• _Stated exercise_
Copy all lines holding the word "xlabel" from the entries.

• _Given data_
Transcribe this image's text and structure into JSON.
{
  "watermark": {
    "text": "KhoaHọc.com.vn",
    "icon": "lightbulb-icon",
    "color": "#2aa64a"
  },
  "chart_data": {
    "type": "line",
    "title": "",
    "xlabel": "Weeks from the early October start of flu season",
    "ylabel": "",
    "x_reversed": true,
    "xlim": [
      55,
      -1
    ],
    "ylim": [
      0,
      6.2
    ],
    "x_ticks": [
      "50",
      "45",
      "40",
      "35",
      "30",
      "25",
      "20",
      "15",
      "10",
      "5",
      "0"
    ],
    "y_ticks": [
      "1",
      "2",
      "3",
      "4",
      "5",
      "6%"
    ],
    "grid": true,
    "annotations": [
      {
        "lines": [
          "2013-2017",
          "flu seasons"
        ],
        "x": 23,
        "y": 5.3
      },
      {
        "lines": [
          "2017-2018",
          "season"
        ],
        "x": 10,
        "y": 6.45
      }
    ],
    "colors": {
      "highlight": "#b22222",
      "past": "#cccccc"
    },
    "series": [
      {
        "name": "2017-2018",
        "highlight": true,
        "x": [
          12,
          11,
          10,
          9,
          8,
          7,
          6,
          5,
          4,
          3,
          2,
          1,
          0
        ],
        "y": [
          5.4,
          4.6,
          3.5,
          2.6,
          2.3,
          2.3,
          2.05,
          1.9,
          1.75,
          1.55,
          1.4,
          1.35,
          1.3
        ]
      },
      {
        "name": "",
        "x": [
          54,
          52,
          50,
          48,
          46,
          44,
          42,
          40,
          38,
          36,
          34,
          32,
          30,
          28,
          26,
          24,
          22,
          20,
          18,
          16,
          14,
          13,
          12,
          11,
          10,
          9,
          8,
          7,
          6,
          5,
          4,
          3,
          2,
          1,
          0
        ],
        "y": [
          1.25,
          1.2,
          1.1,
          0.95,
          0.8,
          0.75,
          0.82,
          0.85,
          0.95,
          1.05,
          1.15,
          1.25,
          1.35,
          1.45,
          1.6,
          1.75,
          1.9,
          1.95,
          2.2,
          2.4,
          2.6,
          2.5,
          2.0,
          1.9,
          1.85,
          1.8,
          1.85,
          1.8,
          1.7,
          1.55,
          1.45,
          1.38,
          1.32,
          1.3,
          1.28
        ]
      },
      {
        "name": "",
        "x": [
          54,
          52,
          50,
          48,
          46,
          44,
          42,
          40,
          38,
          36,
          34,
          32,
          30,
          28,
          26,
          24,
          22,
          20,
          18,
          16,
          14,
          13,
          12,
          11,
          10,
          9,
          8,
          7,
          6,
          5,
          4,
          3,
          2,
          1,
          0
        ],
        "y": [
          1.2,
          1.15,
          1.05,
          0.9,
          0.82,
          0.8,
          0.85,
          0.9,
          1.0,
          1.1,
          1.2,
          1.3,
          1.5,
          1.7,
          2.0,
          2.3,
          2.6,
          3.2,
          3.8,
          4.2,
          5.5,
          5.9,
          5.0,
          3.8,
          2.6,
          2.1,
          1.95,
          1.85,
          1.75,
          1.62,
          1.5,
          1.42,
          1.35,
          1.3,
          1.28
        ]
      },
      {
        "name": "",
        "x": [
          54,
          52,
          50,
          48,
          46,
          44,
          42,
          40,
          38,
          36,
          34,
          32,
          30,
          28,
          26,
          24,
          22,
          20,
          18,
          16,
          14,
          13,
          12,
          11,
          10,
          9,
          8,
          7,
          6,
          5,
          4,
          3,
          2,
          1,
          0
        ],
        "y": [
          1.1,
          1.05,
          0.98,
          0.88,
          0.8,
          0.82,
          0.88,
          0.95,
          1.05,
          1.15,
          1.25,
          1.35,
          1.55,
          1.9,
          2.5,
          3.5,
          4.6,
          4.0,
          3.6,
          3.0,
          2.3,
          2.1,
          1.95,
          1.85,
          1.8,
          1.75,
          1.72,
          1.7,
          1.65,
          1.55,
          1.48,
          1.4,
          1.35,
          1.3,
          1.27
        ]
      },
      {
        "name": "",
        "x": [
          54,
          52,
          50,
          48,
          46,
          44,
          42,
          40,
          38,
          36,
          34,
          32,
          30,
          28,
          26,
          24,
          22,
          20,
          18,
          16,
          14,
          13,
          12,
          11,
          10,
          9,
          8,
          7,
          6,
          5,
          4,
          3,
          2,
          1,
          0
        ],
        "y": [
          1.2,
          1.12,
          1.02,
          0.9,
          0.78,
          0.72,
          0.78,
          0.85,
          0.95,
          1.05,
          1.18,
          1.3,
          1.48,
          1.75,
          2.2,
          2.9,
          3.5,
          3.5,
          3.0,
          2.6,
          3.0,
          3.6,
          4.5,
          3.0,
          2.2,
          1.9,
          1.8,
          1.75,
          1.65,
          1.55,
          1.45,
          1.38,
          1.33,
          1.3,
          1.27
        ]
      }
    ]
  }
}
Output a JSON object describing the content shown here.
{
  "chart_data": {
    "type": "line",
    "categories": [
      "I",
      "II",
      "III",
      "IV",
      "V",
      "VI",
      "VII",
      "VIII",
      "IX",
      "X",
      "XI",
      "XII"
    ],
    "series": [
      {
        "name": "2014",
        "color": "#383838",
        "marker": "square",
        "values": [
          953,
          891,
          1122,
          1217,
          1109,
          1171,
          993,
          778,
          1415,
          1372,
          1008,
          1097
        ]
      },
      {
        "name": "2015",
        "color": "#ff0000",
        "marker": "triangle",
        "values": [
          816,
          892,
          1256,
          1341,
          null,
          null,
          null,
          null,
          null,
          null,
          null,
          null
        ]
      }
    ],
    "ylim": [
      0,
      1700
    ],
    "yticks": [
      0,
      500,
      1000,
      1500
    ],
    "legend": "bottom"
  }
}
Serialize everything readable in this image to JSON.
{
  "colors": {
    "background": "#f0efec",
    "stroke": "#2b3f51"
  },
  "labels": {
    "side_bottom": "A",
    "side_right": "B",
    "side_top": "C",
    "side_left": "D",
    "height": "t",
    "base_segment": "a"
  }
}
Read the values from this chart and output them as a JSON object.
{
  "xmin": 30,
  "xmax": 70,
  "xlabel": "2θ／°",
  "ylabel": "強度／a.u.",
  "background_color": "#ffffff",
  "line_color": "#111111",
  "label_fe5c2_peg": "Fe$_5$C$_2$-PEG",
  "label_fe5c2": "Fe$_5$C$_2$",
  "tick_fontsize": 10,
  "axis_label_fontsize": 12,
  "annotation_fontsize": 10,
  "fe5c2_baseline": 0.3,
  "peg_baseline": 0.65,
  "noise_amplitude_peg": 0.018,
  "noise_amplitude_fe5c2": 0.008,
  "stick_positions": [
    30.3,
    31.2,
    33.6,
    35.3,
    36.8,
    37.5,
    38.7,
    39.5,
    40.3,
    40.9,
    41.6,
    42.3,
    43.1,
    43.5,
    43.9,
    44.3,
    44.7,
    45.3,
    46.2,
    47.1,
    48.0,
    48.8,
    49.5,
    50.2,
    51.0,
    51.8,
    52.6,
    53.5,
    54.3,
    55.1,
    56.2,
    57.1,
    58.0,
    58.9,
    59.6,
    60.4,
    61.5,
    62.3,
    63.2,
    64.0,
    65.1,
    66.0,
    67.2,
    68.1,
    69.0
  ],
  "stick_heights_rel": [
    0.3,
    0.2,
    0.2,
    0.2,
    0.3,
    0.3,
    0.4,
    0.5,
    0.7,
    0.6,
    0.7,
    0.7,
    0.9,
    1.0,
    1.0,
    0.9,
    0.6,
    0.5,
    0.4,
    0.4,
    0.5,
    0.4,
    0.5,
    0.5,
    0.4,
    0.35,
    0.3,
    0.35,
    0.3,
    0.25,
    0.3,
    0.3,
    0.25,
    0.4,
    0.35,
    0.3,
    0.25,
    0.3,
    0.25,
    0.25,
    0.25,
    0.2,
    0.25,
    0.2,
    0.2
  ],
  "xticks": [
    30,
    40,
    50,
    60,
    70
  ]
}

• _The solution_
    "xlabel": "Weeks from the early October start of flu season",
  "xlabel": "2θ／°",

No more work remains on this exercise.